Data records
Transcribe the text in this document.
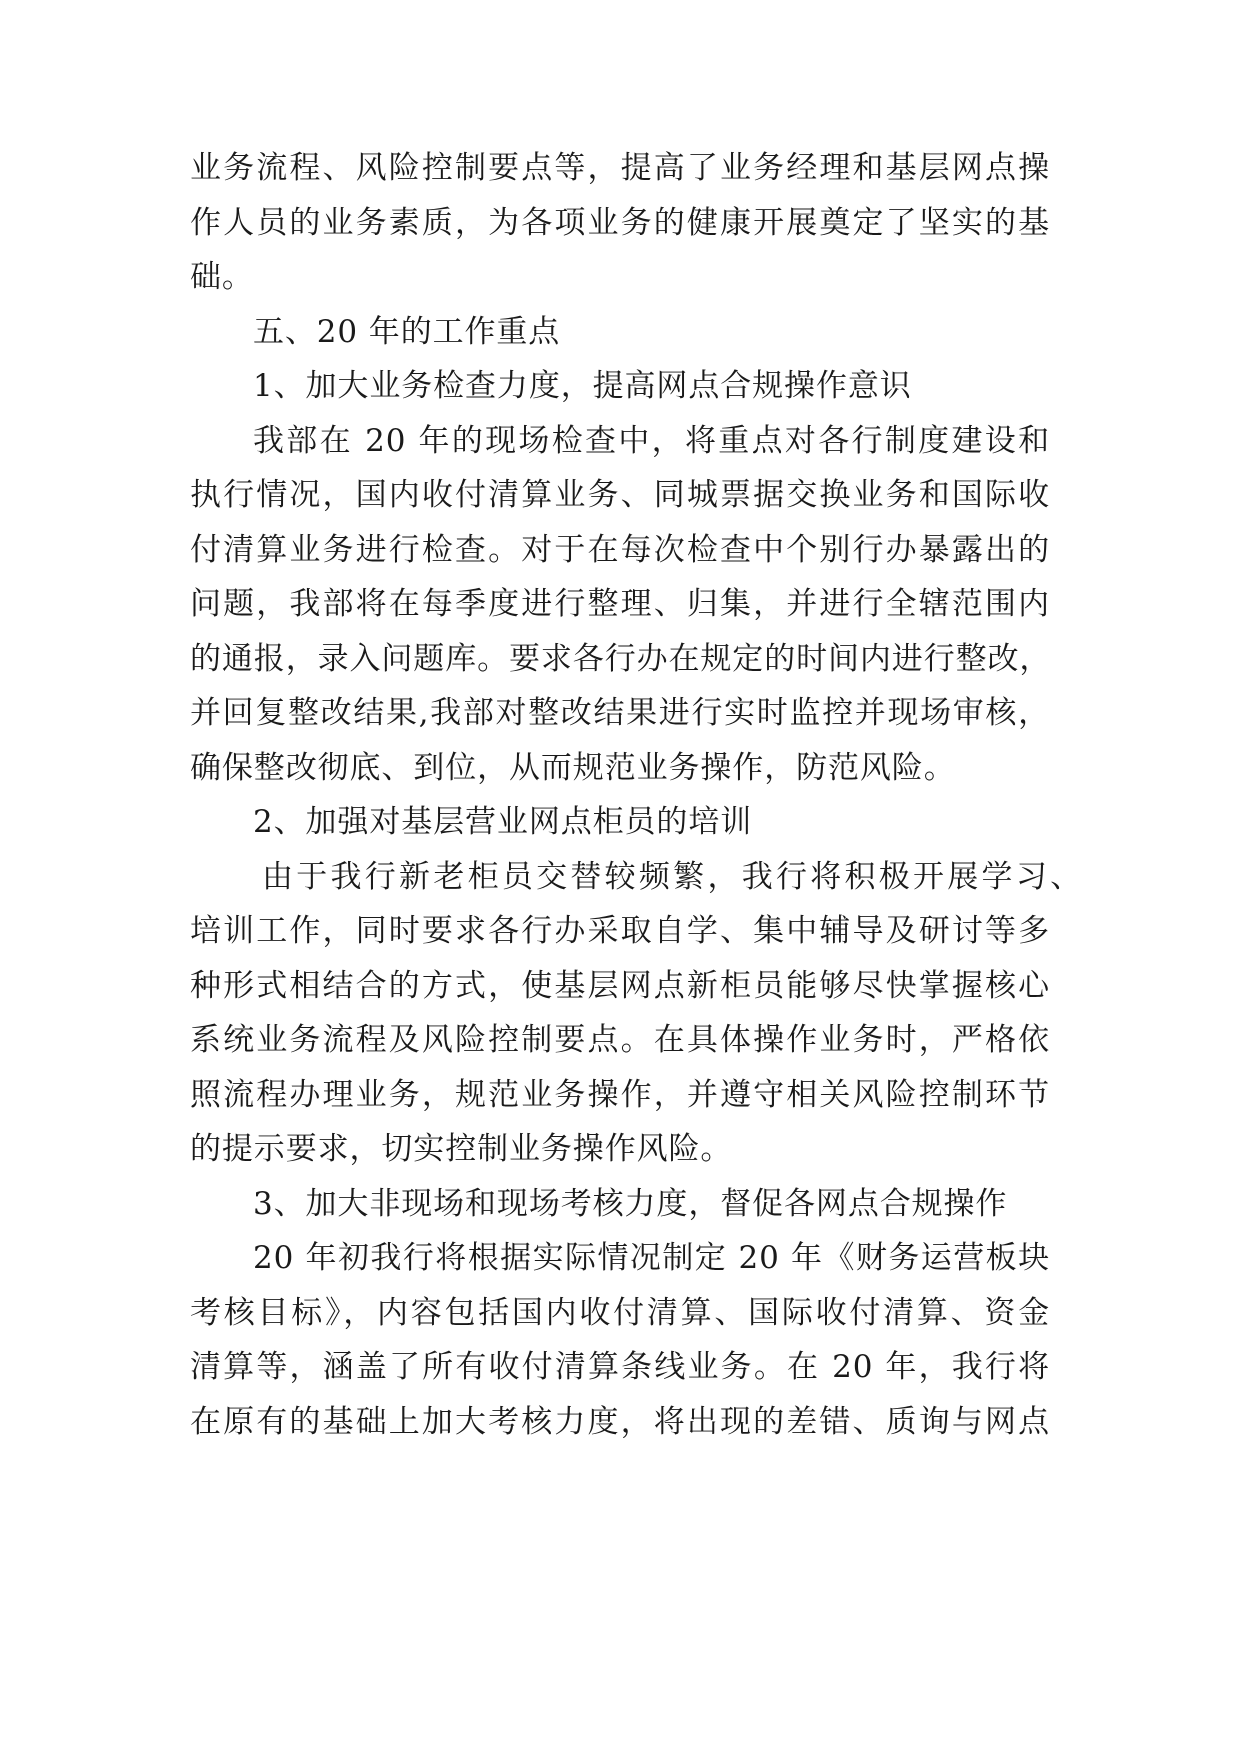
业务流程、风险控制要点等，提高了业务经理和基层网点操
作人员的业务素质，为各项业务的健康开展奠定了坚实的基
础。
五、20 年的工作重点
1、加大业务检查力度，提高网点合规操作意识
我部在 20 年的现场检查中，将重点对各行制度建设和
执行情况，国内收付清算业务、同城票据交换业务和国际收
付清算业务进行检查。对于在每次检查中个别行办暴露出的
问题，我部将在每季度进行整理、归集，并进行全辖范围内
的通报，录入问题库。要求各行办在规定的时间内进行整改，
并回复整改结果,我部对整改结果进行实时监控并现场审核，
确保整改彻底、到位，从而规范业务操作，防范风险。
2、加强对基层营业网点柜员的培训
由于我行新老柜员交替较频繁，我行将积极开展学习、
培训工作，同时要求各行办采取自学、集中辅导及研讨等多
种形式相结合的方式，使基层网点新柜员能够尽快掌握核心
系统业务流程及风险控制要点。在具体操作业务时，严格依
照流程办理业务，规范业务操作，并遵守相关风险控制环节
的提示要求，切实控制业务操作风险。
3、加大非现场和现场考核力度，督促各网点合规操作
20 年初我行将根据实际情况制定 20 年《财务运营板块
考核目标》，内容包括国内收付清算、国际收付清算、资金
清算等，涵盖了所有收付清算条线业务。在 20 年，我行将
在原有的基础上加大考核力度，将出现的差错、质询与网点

[What the task asks]: Print all the records again exactly; do not include any picture.

[Result of this exercise]:
Transcribe the text in this document.
业务流程、风险控制要点等，提高了业务经理和基层网点操
作人员的业务素质，为各项业务的健康开展奠定了坚实的基
础。
五、20 年的工作重点
1、加大业务检查力度，提高网点合规操作意识
我部在 20 年的现场检查中，将重点对各行制度建设和
执行情况，国内收付清算业务、同城票据交换业务和国际收
付清算业务进行检查。对于在每次检查中个别行办暴露出的
问题，我部将在每季度进行整理、归集，并进行全辖范围内
的通报，录入问题库。要求各行办在规定的时间内进行整改，
并回复整改结果,我部对整改结果进行实时监控并现场审核，
确保整改彻底、到位，从而规范业务操作，防范风险。
2、加强对基层营业网点柜员的培训
由于我行新老柜员交替较频繁，我行将积极开展学习、
培训工作，同时要求各行办采取自学、集中辅导及研讨等多
种形式相结合的方式，使基层网点新柜员能够尽快掌握核心
系统业务流程及风险控制要点。在具体操作业务时，严格依
照流程办理业务，规范业务操作，并遵守相关风险控制环节
的提示要求，切实控制业务操作风险。
3、加大非现场和现场考核力度，督促各网点合规操作
20 年初我行将根据实际情况制定 20 年《财务运营板块
考核目标》，内容包括国内收付清算、国际收付清算、资金
清算等，涵盖了所有收付清算条线业务。在 20 年，我行将
在原有的基础上加大考核力度，将出现的差错、质询与网点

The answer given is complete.